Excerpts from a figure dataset
■ ■ ■ ■
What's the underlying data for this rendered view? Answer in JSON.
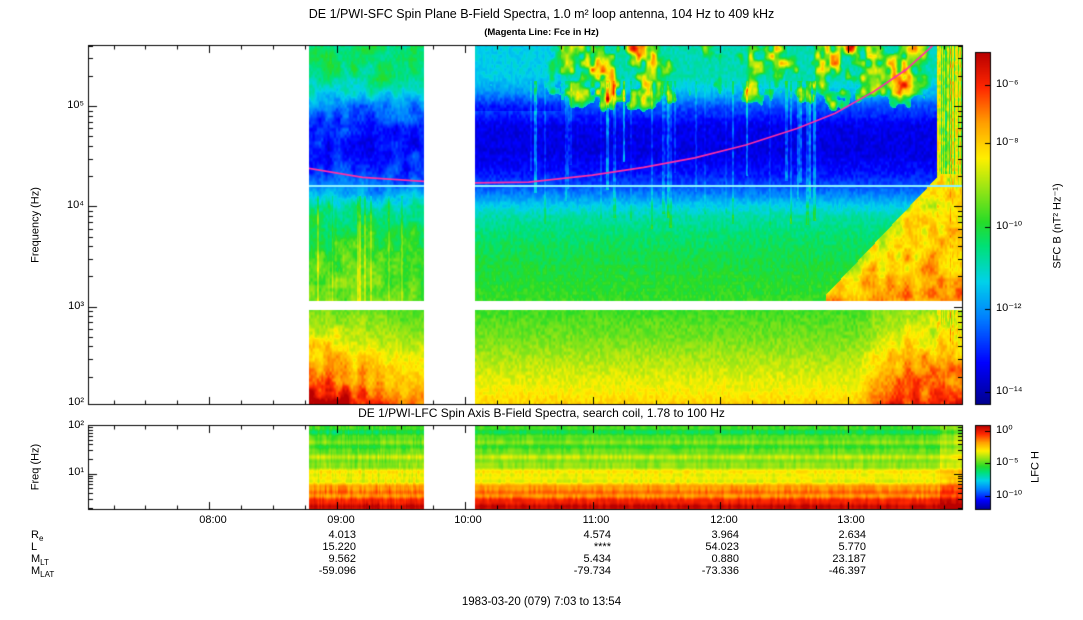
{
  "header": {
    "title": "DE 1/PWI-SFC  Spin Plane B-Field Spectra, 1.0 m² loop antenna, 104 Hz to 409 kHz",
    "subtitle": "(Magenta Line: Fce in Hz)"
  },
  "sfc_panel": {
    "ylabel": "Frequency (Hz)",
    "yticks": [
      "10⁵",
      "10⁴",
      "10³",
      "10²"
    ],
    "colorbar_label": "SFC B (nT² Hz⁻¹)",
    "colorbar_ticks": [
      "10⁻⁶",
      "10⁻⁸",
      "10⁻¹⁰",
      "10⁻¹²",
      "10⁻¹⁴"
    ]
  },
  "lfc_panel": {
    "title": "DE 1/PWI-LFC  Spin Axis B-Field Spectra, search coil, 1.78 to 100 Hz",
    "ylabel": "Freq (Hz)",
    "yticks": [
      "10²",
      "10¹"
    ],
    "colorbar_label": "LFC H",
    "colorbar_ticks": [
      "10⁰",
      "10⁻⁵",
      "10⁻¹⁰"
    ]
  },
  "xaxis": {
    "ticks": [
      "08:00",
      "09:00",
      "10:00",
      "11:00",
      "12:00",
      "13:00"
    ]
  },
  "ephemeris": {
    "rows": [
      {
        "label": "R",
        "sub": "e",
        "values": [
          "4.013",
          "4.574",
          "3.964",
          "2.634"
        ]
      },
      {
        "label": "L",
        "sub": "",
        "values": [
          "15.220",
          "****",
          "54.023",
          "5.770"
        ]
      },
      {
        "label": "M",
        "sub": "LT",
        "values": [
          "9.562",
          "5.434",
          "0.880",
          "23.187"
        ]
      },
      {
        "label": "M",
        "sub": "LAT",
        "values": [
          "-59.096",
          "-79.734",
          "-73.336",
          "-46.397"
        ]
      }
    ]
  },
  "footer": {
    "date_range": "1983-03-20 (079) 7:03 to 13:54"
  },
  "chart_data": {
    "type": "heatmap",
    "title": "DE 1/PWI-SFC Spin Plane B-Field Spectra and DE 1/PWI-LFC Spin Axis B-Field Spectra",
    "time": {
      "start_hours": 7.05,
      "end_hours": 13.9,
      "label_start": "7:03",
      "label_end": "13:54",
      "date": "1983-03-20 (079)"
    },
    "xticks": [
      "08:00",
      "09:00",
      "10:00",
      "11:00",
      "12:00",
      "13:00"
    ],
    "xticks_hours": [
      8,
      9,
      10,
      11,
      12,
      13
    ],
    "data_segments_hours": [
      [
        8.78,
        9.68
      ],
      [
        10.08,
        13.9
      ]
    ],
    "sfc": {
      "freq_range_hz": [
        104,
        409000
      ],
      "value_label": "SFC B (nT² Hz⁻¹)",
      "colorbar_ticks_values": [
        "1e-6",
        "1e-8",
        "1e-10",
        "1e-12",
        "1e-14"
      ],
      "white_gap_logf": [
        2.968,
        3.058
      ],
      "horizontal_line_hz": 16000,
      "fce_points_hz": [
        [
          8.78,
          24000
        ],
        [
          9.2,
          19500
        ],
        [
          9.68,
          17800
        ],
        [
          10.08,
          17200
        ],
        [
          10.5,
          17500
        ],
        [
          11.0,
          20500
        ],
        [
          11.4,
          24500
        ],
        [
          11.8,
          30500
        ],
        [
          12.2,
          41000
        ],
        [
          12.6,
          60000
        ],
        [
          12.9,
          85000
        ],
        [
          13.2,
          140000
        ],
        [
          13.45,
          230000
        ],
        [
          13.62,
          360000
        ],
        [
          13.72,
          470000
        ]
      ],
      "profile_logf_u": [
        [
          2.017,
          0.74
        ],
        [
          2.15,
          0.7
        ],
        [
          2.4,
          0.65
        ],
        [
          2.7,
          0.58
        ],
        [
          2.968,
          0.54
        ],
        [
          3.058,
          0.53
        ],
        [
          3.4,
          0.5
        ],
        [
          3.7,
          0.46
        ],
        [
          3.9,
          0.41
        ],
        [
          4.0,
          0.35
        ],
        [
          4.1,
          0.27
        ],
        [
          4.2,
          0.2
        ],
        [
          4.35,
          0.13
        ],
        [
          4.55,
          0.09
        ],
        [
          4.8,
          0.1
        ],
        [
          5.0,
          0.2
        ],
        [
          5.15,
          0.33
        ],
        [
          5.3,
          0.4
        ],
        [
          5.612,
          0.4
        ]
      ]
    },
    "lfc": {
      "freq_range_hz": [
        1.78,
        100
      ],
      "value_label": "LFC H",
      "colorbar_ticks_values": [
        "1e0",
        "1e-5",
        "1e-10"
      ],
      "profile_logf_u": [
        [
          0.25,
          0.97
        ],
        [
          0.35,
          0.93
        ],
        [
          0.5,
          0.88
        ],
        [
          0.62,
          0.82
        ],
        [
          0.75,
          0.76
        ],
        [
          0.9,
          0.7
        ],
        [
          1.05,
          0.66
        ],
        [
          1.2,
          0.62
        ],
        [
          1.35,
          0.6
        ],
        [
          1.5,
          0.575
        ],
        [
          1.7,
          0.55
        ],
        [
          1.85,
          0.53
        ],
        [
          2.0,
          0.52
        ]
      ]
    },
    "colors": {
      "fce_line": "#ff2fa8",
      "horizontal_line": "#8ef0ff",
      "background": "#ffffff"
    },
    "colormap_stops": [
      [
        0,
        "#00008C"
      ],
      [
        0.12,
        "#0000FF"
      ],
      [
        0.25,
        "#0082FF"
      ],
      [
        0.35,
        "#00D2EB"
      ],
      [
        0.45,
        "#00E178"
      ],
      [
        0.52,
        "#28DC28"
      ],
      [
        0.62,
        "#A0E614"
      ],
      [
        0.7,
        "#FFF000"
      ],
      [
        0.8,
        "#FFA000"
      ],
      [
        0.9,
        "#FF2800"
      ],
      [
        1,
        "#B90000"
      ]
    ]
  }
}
■ ■ ■ ■
CHALLENGE: In your copy, leave out the pictures and reproduce the material above exactly.

SOLUTION TO THIS TASK:
What's the underlying data for this rendered view? Answer in JSON.
{
  "header": {
    "title": "DE 1/PWI-SFC  Spin Plane B-Field Spectra, 1.0 m² loop antenna, 104 Hz to 409 kHz",
    "subtitle": "(Magenta Line: Fce in Hz)"
  },
  "sfc_panel": {
    "ylabel": "Frequency (Hz)",
    "yticks": [
      "10⁵",
      "10⁴",
      "10³",
      "10²"
    ],
    "colorbar_label": "SFC B (nT² Hz⁻¹)",
    "colorbar_ticks": [
      "10⁻⁶",
      "10⁻⁸",
      "10⁻¹⁰",
      "10⁻¹²",
      "10⁻¹⁴"
    ]
  },
  "lfc_panel": {
    "title": "DE 1/PWI-LFC  Spin Axis B-Field Spectra, search coil, 1.78 to 100 Hz",
    "ylabel": "Freq (Hz)",
    "yticks": [
      "10²",
      "10¹"
    ],
    "colorbar_label": "LFC H",
    "colorbar_ticks": [
      "10⁰",
      "10⁻⁵",
      "10⁻¹⁰"
    ]
  },
  "xaxis": {
    "ticks": [
      "08:00",
      "09:00",
      "10:00",
      "11:00",
      "12:00",
      "13:00"
    ]
  },
  "ephemeris": {
    "rows": [
      {
        "label": "R",
        "sub": "e",
        "values": [
          "4.013",
          "4.574",
          "3.964",
          "2.634"
        ]
      },
      {
        "label": "L",
        "sub": "",
        "values": [
          "15.220",
          "****",
          "54.023",
          "5.770"
        ]
      },
      {
        "label": "M",
        "sub": "LT",
        "values": [
          "9.562",
          "5.434",
          "0.880",
          "23.187"
        ]
      },
      {
        "label": "M",
        "sub": "LAT",
        "values": [
          "-59.096",
          "-79.734",
          "-73.336",
          "-46.397"
        ]
      }
    ]
  },
  "footer": {
    "date_range": "1983-03-20 (079) 7:03 to 13:54"
  },
  "chart_data": {
    "type": "heatmap",
    "title": "DE 1/PWI-SFC Spin Plane B-Field Spectra and DE 1/PWI-LFC Spin Axis B-Field Spectra",
    "time": {
      "start_hours": 7.05,
      "end_hours": 13.9,
      "label_start": "7:03",
      "label_end": "13:54",
      "date": "1983-03-20 (079)"
    },
    "xticks": [
      "08:00",
      "09:00",
      "10:00",
      "11:00",
      "12:00",
      "13:00"
    ],
    "xticks_hours": [
      8,
      9,
      10,
      11,
      12,
      13
    ],
    "data_segments_hours": [
      [
        8.78,
        9.68
      ],
      [
        10.08,
        13.9
      ]
    ],
    "sfc": {
      "freq_range_hz": [
        104,
        409000
      ],
      "value_label": "SFC B (nT² Hz⁻¹)",
      "colorbar_ticks_values": [
        "1e-6",
        "1e-8",
        "1e-10",
        "1e-12",
        "1e-14"
      ],
      "white_gap_logf": [
        2.968,
        3.058
      ],
      "horizontal_line_hz": 16000,
      "fce_points_hz": [
        [
          8.78,
          24000
        ],
        [
          9.2,
          19500
        ],
        [
          9.68,
          17800
        ],
        [
          10.08,
          17200
        ],
        [
          10.5,
          17500
        ],
        [
          11.0,
          20500
        ],
        [
          11.4,
          24500
        ],
        [
          11.8,
          30500
        ],
        [
          12.2,
          41000
        ],
        [
          12.6,
          60000
        ],
        [
          12.9,
          85000
        ],
        [
          13.2,
          140000
        ],
        [
          13.45,
          230000
        ],
        [
          13.62,
          360000
        ],
        [
          13.72,
          470000
        ]
      ],
      "profile_logf_u": [
        [
          2.017,
          0.74
        ],
        [
          2.15,
          0.7
        ],
        [
          2.4,
          0.65
        ],
        [
          2.7,
          0.58
        ],
        [
          2.968,
          0.54
        ],
        [
          3.058,
          0.53
        ],
        [
          3.4,
          0.5
        ],
        [
          3.7,
          0.46
        ],
        [
          3.9,
          0.41
        ],
        [
          4.0,
          0.35
        ],
        [
          4.1,
          0.27
        ],
        [
          4.2,
          0.2
        ],
        [
          4.35,
          0.13
        ],
        [
          4.55,
          0.09
        ],
        [
          4.8,
          0.1
        ],
        [
          5.0,
          0.2
        ],
        [
          5.15,
          0.33
        ],
        [
          5.3,
          0.4
        ],
        [
          5.612,
          0.4
        ]
      ]
    },
    "lfc": {
      "freq_range_hz": [
        1.78,
        100
      ],
      "value_label": "LFC H",
      "colorbar_ticks_values": [
        "1e0",
        "1e-5",
        "1e-10"
      ],
      "profile_logf_u": [
        [
          0.25,
          0.97
        ],
        [
          0.35,
          0.93
        ],
        [
          0.5,
          0.88
        ],
        [
          0.62,
          0.82
        ],
        [
          0.75,
          0.76
        ],
        [
          0.9,
          0.7
        ],
        [
          1.05,
          0.66
        ],
        [
          1.2,
          0.62
        ],
        [
          1.35,
          0.6
        ],
        [
          1.5,
          0.575
        ],
        [
          1.7,
          0.55
        ],
        [
          1.85,
          0.53
        ],
        [
          2.0,
          0.52
        ]
      ]
    },
    "colors": {
      "fce_line": "#ff2fa8",
      "horizontal_line": "#8ef0ff",
      "background": "#ffffff"
    },
    "colormap_stops": [
      [
        0,
        "#00008C"
      ],
      [
        0.12,
        "#0000FF"
      ],
      [
        0.25,
        "#0082FF"
      ],
      [
        0.35,
        "#00D2EB"
      ],
      [
        0.45,
        "#00E178"
      ],
      [
        0.52,
        "#28DC28"
      ],
      [
        0.62,
        "#A0E614"
      ],
      [
        0.7,
        "#FFF000"
      ],
      [
        0.8,
        "#FFA000"
      ],
      [
        0.9,
        "#FF2800"
      ],
      [
        1,
        "#B90000"
      ]
    ]
  }
}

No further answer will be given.